_Extrait fourni:_

::::

La fête au bordel (Acte II)

Le Festival de Baden-Baden avait programmé ces œuvres russes pour l’arrivée de Petrenko à la tête des Berliner. L’actualité heurte évidemment de plein fouet cette programmation que certains ont critiquée, et on a entendu et lu idioties et d’insanités à propos de la culture russe et des artistes russes.
Quand le monde était en guerre contre l’Allemagne, la culture allemande n’a pas disparu, la philosophie allemande non plus, la musique allemande encore moins. Certes, au XIXe, après la guerre de 1870 et la défaite, il y eut à Paris des polémiques à propos des œuvres de Wagner, mais Wagner était mort très récemment, presque contemporain, mais il était aussi d'un autre côté particulièrement soutenu par bonne part de la classe intellectuelle française.
Tout cela est ridicule et exténuant : Hitler et le nazisme ont fait d’eux-mêmes plus de mal à la culture allemande, par l’ostracisme de certaines œuvres, de certains artistes etc…. Ils se sont chargés de détruire l’âme du pays.
Et Poutine se charge seul de tuer dans l’œuf les ferments intellectuels trop hardis qui se sont fait jour en Russie, laissons le faire : il suffit de considérer le nombre d’artistes russes en exil qui se sont installés en Europe occidentale et en Allemagne en particulier, dernier en date, Kirill Serebrennikov qui vient de présenter, libre, un film à Cannes (sur Tchaïkovski justement).
Kirill Petrenko fait partie de ces exilés, il n’est pas sûr qu’il eut pu en Russie réussir cette carrière fulgurante qui l’a conduit au sommet de la musique classique mondiale.

 

Une soirée dominée par Kirill Petrenko

« C’est la musique qui a transcendé la soirée, avec en premier lieu la direction vibrante, colorée, lyrique de Kirill Petrenko, qui exalte les pupitres de l’orchestre de l’Opéra de Lyon et qui ne couvre jamais les voix. » « La prestation musicale est remarquable et on se réjouit de revoir Petrenko l’an prochain pour Tristan et Isolde. Je comprends difficilement que chef remarquable n’ait eu “l’honneur” de l’opéra de Paris qu’une seule fois. » ((En 2002–2003 il devait diriger Don Giovanni pour 3 représentations annulées, il dirigea le 12 juillet une version de concert)). Tel apparaît notre compte rendu du Blog du Wanderer de 2010 de La Dame de Pique à Lyon
Peu après la carrière de Kirill Petrenko allait connaître le bond que l’on sait lorsqu’on annonça qu’il dirigerait le Ring de Bayreuth en 2013.
On voit aujourd’hui où il en est et l’on est heureux d’avoir pu assister à toutes ces représentations « d’avant la gloire » et en apprécier la valeur.

::::

Listes de régions et d'étiquettes:

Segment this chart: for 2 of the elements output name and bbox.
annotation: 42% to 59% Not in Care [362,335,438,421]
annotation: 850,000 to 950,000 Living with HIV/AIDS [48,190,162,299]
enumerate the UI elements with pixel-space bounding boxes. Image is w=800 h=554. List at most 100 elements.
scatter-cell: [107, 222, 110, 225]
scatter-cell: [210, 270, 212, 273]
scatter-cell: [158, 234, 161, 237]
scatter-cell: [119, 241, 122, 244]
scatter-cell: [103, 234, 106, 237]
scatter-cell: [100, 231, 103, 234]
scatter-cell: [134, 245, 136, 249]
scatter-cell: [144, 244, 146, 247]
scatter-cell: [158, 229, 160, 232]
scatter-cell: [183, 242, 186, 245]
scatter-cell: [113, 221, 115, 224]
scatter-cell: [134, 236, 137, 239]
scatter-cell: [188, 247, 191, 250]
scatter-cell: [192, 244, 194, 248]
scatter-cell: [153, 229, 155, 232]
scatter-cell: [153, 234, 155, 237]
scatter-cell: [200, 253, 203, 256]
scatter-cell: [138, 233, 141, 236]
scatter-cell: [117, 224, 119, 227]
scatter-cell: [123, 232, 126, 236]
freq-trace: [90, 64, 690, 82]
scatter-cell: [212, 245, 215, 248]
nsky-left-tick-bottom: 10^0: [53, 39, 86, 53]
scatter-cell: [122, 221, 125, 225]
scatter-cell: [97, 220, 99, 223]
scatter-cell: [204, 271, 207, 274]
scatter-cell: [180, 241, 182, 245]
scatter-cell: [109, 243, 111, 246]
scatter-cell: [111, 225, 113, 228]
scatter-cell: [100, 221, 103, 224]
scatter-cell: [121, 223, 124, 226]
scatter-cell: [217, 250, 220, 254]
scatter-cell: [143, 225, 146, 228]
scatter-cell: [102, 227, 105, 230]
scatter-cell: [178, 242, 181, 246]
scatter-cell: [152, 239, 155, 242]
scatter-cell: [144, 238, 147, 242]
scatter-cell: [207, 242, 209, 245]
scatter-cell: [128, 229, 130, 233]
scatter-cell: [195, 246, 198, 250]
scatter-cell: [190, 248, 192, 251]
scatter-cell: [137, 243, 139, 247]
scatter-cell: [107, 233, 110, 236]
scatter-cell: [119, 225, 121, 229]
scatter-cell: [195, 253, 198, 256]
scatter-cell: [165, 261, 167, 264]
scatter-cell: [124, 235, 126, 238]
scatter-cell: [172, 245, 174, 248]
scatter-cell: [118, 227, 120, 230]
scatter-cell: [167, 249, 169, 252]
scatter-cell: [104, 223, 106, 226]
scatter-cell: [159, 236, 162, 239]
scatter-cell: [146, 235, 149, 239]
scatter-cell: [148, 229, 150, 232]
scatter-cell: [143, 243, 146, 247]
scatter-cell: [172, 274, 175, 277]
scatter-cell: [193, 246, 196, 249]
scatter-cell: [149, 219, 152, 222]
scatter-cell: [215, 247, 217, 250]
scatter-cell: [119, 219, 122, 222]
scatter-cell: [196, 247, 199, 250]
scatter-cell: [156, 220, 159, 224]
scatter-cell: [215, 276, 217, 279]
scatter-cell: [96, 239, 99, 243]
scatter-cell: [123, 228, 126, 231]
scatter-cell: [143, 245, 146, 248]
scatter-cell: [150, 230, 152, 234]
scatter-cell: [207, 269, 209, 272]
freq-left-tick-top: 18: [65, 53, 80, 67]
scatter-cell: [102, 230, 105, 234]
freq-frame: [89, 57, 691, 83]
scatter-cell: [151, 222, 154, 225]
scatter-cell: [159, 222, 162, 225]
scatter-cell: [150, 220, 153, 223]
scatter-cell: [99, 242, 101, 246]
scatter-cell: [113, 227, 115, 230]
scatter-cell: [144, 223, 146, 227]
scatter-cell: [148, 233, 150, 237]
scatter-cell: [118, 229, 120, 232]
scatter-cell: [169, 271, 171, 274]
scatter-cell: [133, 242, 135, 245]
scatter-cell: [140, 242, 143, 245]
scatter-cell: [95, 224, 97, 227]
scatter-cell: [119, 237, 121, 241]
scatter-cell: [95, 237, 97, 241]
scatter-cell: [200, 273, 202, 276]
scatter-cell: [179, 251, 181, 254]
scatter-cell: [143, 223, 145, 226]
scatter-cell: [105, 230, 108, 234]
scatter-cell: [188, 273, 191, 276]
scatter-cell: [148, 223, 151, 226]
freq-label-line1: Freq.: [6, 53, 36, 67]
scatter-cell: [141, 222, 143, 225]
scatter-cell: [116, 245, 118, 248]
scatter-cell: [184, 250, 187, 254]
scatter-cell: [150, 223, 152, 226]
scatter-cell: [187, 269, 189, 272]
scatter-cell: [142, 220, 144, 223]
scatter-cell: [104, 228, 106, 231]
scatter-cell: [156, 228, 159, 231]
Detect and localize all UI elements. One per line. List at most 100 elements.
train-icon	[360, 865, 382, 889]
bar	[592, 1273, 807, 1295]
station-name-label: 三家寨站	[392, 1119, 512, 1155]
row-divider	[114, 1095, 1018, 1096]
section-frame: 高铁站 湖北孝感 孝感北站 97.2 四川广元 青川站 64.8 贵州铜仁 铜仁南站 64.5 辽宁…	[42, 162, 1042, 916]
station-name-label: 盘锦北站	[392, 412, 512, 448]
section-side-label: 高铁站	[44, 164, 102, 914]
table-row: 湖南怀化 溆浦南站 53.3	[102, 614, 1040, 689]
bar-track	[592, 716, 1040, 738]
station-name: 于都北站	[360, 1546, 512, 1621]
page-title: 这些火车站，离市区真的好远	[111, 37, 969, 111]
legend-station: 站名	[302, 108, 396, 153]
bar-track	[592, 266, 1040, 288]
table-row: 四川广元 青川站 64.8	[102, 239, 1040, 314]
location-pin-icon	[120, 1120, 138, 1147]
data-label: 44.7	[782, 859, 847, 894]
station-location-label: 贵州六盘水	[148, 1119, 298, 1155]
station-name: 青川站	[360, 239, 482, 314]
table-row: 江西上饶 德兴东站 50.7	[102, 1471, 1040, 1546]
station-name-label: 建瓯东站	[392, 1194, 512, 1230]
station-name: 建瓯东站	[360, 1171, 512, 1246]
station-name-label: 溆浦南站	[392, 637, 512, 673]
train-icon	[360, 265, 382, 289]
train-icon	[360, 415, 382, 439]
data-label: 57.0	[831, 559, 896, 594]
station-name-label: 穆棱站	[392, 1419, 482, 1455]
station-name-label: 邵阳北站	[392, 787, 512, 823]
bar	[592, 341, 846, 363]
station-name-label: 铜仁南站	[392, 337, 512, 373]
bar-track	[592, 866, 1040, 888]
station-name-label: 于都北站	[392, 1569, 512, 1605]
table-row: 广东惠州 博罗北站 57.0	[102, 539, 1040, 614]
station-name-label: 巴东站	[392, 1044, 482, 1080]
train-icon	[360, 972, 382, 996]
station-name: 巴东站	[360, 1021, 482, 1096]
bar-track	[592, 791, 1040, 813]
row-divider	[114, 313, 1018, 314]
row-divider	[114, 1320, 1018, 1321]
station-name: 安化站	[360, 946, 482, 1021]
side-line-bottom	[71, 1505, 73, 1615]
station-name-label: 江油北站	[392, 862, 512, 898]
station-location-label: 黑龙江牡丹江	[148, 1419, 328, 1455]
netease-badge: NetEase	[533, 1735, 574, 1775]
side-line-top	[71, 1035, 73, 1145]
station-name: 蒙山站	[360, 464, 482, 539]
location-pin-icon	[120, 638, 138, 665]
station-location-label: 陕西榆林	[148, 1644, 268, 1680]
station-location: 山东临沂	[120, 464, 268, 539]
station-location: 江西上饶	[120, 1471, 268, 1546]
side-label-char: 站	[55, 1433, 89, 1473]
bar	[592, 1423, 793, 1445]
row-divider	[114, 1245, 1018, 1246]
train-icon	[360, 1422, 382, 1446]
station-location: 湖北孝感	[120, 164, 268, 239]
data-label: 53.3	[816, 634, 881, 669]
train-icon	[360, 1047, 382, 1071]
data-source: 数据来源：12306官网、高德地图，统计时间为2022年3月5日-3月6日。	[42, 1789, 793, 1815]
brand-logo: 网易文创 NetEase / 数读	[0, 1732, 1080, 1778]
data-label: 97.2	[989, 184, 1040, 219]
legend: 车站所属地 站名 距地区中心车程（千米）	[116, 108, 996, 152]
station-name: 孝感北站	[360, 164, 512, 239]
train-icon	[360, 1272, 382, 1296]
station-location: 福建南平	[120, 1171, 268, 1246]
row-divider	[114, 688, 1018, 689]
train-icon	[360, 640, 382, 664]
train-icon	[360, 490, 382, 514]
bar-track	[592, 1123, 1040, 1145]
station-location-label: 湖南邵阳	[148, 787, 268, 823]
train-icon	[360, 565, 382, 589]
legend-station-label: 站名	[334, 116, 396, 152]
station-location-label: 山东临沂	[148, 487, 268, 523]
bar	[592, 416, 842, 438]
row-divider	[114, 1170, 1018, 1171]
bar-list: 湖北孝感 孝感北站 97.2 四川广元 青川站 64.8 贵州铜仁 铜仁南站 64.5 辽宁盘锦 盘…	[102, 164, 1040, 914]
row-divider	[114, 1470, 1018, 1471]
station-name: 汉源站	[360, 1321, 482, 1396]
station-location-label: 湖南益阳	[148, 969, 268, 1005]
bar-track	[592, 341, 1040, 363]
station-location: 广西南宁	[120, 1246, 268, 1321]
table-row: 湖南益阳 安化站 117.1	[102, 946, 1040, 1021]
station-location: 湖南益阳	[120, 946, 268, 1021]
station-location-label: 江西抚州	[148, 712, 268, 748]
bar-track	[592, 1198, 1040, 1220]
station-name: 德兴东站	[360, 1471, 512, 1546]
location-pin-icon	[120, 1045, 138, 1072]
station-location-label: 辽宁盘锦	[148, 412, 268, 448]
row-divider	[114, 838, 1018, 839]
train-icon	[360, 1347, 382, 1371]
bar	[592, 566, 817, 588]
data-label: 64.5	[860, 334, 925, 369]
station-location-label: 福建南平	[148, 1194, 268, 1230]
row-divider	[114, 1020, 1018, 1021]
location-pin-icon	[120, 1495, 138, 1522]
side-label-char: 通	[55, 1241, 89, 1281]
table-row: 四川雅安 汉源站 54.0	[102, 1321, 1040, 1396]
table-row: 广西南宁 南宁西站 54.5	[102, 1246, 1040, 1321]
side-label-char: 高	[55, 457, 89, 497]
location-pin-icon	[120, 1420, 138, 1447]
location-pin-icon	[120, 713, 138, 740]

::::

_Objectif A:_ Dressez la liste des personnes réelles nommées dans l'extrait sur Kirill Petrenko.
_Objectif B:_ Renvoyez telles quelles, s'il vous plaît, les lignes des enregistrements, de la première jusqu'à celle qui contient "enumerate the UI", les deux incluses.

_Réponse finale A:_
- Kirill Petrenko
- Wagner
- Hitler
- Poutine
- Kirill Serebrennikov
- Tchaïkovski

_Réponse finale B:_
Segment this chart: for 2 of the elements output name and bbox.
annotation: 42% to 59% Not in Care [362,335,438,421]
annotation: 850,000 to 950,000 Living with HIV/AIDS [48,190,162,299]
enumerate the UI elements with pixel-space bounding boxes. Image is w=800 h=554. List at most 100 elements.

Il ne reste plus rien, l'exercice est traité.